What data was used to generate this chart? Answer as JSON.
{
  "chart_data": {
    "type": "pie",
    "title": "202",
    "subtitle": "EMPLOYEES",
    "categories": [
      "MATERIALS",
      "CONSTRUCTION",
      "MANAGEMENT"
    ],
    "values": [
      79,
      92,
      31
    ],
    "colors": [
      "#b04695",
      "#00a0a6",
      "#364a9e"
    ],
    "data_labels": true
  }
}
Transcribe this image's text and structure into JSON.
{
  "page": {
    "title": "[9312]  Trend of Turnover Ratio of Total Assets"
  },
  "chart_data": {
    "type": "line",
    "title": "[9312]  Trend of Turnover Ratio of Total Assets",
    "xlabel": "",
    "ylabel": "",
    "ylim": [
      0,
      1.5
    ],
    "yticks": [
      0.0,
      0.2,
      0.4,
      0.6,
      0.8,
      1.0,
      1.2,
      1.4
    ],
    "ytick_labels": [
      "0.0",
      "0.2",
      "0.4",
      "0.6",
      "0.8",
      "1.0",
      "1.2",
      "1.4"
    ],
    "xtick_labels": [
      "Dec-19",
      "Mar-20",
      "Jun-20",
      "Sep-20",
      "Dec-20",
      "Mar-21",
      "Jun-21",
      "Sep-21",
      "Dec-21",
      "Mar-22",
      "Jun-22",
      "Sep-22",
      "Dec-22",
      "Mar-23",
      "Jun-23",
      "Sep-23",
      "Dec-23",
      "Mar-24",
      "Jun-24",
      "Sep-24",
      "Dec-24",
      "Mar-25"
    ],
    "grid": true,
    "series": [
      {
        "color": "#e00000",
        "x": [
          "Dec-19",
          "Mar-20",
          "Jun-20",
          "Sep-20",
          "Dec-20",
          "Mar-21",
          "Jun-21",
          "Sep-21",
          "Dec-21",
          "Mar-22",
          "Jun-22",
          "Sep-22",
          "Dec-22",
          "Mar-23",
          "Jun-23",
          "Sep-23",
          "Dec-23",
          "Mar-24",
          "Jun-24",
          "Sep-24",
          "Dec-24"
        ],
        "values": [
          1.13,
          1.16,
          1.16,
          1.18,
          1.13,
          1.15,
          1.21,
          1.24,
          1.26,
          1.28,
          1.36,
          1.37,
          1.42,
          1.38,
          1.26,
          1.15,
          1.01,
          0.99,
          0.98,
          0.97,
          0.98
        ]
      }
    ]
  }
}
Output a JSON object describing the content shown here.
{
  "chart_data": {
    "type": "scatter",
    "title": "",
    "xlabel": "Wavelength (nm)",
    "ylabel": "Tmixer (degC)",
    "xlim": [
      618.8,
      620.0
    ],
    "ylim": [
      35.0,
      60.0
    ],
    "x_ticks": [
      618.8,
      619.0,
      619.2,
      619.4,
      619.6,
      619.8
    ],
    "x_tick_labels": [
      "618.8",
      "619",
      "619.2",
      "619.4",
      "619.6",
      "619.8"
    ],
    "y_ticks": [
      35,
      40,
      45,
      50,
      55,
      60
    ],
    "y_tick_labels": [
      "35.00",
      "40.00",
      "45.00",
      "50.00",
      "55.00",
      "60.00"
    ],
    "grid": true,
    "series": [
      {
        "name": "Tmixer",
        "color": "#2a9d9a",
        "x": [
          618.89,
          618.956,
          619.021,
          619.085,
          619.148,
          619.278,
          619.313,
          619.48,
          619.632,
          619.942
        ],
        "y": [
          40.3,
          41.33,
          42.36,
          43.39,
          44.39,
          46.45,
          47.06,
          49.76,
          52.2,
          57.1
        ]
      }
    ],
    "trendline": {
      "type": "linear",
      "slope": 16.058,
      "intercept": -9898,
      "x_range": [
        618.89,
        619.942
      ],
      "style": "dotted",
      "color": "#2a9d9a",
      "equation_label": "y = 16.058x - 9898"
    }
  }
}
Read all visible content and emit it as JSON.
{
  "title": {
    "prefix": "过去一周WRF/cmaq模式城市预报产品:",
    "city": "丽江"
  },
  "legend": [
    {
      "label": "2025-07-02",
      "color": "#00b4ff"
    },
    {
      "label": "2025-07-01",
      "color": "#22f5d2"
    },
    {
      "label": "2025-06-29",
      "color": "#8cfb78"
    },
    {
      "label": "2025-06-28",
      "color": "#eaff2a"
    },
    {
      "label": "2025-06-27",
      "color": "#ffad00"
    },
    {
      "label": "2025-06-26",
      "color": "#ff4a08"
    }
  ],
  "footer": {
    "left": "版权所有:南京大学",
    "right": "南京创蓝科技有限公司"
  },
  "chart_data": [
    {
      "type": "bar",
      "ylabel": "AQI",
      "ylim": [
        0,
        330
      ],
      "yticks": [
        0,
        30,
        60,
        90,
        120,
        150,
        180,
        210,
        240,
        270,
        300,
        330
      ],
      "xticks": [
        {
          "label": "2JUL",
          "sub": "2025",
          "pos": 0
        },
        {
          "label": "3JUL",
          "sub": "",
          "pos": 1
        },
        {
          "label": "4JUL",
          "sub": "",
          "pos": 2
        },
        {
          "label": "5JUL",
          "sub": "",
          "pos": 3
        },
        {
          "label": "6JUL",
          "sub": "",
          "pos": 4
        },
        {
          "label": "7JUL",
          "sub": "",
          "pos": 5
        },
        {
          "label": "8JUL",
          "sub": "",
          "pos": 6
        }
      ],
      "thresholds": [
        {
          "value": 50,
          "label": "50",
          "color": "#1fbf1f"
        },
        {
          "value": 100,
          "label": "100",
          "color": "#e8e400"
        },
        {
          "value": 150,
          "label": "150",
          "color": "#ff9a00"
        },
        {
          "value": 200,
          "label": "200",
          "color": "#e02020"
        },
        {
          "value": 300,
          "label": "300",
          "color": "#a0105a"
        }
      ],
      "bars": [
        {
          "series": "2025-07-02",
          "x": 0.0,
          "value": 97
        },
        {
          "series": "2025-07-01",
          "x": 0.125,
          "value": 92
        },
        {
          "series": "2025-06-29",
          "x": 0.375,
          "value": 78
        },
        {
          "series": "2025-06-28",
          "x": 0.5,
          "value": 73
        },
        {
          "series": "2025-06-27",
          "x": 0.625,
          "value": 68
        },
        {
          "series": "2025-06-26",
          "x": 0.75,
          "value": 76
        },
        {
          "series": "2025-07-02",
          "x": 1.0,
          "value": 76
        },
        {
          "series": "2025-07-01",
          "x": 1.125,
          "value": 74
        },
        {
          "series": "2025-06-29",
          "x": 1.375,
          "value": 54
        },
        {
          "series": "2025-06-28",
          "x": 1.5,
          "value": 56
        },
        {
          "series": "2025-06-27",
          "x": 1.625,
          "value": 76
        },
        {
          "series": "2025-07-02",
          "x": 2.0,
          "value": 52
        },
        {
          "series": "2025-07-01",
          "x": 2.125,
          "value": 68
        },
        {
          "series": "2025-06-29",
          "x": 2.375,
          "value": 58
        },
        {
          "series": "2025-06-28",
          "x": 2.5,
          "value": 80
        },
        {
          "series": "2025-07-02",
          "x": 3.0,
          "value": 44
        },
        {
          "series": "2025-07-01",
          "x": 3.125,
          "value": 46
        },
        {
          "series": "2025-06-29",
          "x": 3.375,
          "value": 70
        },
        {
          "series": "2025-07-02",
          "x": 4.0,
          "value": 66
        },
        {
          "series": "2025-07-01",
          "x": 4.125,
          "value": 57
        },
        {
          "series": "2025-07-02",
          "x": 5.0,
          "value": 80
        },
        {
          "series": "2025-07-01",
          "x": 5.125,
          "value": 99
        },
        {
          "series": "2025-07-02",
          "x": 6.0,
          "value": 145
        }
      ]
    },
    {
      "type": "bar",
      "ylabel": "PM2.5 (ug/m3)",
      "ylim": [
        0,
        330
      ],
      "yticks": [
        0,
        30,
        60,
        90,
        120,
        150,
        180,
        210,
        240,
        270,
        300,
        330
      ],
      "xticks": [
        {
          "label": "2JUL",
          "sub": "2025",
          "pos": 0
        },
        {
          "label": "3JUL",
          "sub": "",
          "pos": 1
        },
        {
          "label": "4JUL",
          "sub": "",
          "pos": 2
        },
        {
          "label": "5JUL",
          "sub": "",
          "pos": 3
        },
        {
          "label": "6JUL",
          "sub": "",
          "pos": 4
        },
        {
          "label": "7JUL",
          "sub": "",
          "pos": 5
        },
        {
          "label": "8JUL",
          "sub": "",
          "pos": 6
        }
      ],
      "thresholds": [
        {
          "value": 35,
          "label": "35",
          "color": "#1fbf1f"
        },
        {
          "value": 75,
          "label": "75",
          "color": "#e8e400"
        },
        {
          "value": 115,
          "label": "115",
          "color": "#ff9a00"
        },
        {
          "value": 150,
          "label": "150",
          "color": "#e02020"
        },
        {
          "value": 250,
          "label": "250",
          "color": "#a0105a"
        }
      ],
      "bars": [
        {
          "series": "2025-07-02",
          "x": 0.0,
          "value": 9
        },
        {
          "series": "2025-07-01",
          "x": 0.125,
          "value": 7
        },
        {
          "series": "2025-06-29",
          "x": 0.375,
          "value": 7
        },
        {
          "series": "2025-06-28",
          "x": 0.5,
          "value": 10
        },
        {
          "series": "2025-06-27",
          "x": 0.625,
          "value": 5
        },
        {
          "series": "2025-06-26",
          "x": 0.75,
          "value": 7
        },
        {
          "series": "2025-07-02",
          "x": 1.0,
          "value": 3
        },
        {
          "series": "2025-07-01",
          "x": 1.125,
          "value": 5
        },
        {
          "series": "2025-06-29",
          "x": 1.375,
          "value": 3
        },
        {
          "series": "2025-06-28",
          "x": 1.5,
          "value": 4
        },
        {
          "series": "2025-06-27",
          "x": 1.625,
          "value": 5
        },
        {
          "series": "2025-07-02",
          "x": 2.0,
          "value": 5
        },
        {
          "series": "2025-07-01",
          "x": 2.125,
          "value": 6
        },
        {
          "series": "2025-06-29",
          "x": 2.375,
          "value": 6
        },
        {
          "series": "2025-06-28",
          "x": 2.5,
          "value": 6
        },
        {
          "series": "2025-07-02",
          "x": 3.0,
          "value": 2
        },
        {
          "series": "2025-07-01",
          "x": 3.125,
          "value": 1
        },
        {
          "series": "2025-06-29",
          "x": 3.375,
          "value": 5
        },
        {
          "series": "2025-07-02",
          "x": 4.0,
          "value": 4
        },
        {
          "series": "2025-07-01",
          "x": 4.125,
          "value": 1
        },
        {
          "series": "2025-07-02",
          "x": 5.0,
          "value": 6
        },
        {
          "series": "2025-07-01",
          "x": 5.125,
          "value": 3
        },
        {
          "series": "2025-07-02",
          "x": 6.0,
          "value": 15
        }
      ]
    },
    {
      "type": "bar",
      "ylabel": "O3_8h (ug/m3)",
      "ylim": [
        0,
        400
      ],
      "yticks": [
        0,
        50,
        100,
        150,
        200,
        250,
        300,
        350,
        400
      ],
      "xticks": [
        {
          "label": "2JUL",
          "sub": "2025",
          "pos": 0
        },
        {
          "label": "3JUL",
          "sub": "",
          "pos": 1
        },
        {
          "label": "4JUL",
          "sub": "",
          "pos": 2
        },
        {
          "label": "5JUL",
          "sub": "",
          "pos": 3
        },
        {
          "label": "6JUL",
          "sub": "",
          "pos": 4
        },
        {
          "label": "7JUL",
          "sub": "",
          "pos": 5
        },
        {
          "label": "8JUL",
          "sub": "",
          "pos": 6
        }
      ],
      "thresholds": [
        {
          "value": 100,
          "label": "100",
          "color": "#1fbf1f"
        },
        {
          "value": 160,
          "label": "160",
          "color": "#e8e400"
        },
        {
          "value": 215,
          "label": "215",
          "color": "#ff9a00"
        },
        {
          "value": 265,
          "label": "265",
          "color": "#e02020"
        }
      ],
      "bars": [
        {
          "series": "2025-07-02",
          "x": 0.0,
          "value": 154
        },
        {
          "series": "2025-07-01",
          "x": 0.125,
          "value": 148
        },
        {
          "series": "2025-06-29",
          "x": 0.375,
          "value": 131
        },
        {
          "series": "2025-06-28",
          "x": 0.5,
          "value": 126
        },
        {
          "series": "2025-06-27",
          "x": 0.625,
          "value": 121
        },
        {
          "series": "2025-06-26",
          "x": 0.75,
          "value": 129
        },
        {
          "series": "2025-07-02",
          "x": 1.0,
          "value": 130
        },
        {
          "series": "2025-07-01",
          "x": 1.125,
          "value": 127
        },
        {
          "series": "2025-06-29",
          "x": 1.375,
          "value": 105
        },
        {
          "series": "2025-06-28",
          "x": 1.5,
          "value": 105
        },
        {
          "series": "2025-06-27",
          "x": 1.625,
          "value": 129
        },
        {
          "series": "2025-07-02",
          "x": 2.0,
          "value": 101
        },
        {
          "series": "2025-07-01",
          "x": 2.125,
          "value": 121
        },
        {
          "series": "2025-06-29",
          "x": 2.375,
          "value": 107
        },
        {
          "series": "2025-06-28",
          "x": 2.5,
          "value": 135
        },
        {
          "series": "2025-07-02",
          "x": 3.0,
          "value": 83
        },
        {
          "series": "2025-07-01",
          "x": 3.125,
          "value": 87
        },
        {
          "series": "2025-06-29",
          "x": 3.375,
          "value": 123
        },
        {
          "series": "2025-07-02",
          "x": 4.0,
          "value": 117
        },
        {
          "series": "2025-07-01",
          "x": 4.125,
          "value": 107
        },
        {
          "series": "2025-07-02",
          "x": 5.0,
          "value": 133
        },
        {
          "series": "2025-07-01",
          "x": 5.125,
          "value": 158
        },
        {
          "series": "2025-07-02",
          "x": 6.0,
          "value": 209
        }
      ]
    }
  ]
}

To be done: Where does the word "type" appear? Return each line that holds it.

Complete response:
    "type": "pie",
    "type": "line",
    "type": "scatter",
      "type": "linear",
      "type": "bar",
      "type": "bar",
      "type": "bar",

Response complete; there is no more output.